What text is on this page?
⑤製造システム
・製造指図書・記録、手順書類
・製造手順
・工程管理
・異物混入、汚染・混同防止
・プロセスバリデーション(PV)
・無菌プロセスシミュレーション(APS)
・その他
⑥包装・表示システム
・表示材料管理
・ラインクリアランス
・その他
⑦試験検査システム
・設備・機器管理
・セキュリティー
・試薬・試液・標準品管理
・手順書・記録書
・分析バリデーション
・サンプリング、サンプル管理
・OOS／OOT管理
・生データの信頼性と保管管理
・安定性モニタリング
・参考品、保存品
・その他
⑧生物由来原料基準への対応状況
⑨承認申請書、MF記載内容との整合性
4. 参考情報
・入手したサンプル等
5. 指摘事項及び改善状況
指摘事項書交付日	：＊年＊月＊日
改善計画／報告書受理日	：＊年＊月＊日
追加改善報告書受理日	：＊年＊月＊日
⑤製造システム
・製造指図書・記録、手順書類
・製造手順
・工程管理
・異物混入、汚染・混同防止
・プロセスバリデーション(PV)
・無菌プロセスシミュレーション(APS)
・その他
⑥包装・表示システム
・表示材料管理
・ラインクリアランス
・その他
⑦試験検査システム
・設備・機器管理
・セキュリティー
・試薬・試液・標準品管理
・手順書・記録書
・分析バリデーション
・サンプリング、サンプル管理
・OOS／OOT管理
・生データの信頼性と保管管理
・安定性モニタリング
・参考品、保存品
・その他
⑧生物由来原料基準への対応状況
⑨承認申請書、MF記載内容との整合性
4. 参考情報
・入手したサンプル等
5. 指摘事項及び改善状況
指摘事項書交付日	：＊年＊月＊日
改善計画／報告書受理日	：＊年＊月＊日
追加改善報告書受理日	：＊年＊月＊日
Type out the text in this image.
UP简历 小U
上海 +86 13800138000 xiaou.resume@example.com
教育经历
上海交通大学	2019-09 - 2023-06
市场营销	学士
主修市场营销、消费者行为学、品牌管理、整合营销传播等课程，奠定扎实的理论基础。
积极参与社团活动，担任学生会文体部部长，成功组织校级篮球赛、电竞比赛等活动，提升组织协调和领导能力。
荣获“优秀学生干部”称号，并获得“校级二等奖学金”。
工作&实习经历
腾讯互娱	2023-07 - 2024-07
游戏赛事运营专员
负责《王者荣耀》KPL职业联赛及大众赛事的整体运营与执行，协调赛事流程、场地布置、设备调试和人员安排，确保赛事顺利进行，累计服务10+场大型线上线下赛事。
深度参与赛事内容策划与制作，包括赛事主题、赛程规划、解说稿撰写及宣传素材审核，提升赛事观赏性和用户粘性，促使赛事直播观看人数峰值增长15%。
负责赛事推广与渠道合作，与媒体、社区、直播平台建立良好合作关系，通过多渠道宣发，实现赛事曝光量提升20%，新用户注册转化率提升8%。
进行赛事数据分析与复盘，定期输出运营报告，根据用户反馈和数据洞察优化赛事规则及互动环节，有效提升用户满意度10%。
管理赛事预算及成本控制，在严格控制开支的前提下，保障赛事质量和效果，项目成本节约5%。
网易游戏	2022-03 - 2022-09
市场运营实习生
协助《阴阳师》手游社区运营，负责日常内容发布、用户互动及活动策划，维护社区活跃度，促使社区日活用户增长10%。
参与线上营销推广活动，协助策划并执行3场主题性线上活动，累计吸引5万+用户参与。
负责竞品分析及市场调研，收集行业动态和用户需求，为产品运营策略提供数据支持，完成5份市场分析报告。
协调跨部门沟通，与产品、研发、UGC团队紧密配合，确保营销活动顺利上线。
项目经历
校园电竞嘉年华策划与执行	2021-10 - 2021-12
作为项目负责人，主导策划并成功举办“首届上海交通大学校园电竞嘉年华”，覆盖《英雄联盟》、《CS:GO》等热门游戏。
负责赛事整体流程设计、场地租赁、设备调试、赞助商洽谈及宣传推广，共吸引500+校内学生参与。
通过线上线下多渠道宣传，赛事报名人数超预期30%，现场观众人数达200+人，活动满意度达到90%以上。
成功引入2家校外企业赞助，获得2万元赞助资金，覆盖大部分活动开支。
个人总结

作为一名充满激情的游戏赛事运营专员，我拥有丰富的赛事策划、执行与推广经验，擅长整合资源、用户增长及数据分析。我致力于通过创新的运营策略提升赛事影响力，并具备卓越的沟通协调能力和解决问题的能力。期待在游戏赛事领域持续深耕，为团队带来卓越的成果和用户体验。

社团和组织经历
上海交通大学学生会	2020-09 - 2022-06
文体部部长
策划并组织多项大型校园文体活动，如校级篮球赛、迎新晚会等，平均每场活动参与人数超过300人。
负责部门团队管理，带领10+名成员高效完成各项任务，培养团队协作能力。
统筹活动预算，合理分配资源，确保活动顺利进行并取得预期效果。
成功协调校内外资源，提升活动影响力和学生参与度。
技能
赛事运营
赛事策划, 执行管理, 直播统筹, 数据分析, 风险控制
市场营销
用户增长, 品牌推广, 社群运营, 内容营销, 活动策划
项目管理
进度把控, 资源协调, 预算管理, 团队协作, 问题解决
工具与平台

+---+

[What needs to be done]: Write out all records exactly, keeping every detail.

[The answer]:
What text is on this page?
⑤製造システム
・製造指図書・記録、手順書類
・製造手順
・工程管理
・異物混入、汚染・混同防止
・プロセスバリデーション(PV)
・無菌プロセスシミュレーション(APS)
・その他
⑥包装・表示システム
・表示材料管理
・ラインクリアランス
・その他
⑦試験検査システム
・設備・機器管理
・セキュリティー
・試薬・試液・標準品管理
・手順書・記録書
・分析バリデーション
・サンプリング、サンプル管理
・OOS／OOT管理
・生データの信頼性と保管管理
・安定性モニタリング
・参考品、保存品
・その他
⑧生物由来原料基準への対応状況
⑨承認申請書、MF記載内容との整合性
4. 参考情報
・入手したサンプル等
5. 指摘事項及び改善状況
指摘事項書交付日	：＊年＊月＊日
改善計画／報告書受理日	：＊年＊月＊日
追加改善報告書受理日	：＊年＊月＊日
⑤製造システム
・製造指図書・記録、手順書類
・製造手順
・工程管理
・異物混入、汚染・混同防止
・プロセスバリデーション(PV)
・無菌プロセスシミュレーション(APS)
・その他
⑥包装・表示システム
・表示材料管理
・ラインクリアランス
・その他
⑦試験検査システム
・設備・機器管理
・セキュリティー
・試薬・試液・標準品管理
・手順書・記録書
・分析バリデーション
・サンプリング、サンプル管理
・OOS／OOT管理
・生データの信頼性と保管管理
・安定性モニタリング
・参考品、保存品
・その他
⑧生物由来原料基準への対応状況
⑨承認申請書、MF記載内容との整合性
4. 参考情報
・入手したサンプル等
5. 指摘事項及び改善状況
指摘事項書交付日	：＊年＊月＊日
改善計画／報告書受理日	：＊年＊月＊日
追加改善報告書受理日	：＊年＊月＊日
Type out the text in this image.
UP简历 小U
上海 +86 13800138000 xiaou.resume@example.com
教育经历
上海交通大学	2019-09 - 2023-06
市场营销	学士
主修市场营销、消费者行为学、品牌管理、整合营销传播等课程，奠定扎实的理论基础。
积极参与社团活动，担任学生会文体部部长，成功组织校级篮球赛、电竞比赛等活动，提升组织协调和领导能力。
荣获“优秀学生干部”称号，并获得“校级二等奖学金”。
工作&实习经历
腾讯互娱	2023-07 - 2024-07
游戏赛事运营专员
负责《王者荣耀》KPL职业联赛及大众赛事的整体运营与执行，协调赛事流程、场地布置、设备调试和人员安排，确保赛事顺利进行，累计服务10+场大型线上线下赛事。
深度参与赛事内容策划与制作，包括赛事主题、赛程规划、解说稿撰写及宣传素材审核，提升赛事观赏性和用户粘性，促使赛事直播观看人数峰值增长15%。
负责赛事推广与渠道合作，与媒体、社区、直播平台建立良好合作关系，通过多渠道宣发，实现赛事曝光量提升20%，新用户注册转化率提升8%。
进行赛事数据分析与复盘，定期输出运营报告，根据用户反馈和数据洞察优化赛事规则及互动环节，有效提升用户满意度10%。
管理赛事预算及成本控制，在严格控制开支的前提下，保障赛事质量和效果，项目成本节约5%。
网易游戏	2022-03 - 2022-09
市场运营实习生
协助《阴阳师》手游社区运营，负责日常内容发布、用户互动及活动策划，维护社区活跃度，促使社区日活用户增长10%。
参与线上营销推广活动，协助策划并执行3场主题性线上活动，累计吸引5万+用户参与。
负责竞品分析及市场调研，收集行业动态和用户需求，为产品运营策略提供数据支持，完成5份市场分析报告。
协调跨部门沟通，与产品、研发、UGC团队紧密配合，确保营销活动顺利上线。
项目经历
校园电竞嘉年华策划与执行	2021-10 - 2021-12
作为项目负责人，主导策划并成功举办“首届上海交通大学校园电竞嘉年华”，覆盖《英雄联盟》、《CS:GO》等热门游戏。
负责赛事整体流程设计、场地租赁、设备调试、赞助商洽谈及宣传推广，共吸引500+校内学生参与。
通过线上线下多渠道宣传，赛事报名人数超预期30%，现场观众人数达200+人，活动满意度达到90%以上。
成功引入2家校外企业赞助，获得2万元赞助资金，覆盖大部分活动开支。
个人总结

作为一名充满激情的游戏赛事运营专员，我拥有丰富的赛事策划、执行与推广经验，擅长整合资源、用户增长及数据分析。我致力于通过创新的运营策略提升赛事影响力，并具备卓越的沟通协调能力和解决问题的能力。期待在游戏赛事领域持续深耕，为团队带来卓越的成果和用户体验。

社团和组织经历
上海交通大学学生会	2020-09 - 2022-06
文体部部长
策划并组织多项大型校园文体活动，如校级篮球赛、迎新晚会等，平均每场活动参与人数超过300人。
负责部门团队管理，带领10+名成员高效完成各项任务，培养团队协作能力。
统筹活动预算，合理分配资源，确保活动顺利进行并取得预期效果。
成功协调校内外资源，提升活动影响力和学生参与度。
技能
赛事运营
赛事策划, 执行管理, 直播统筹, 数据分析, 风险控制
市场营销
用户增长, 品牌推广, 社群运营, 内容营销, 活动策划
项目管理
进度把控, 资源协调, 预算管理, 团队协作, 问题解决
工具与平台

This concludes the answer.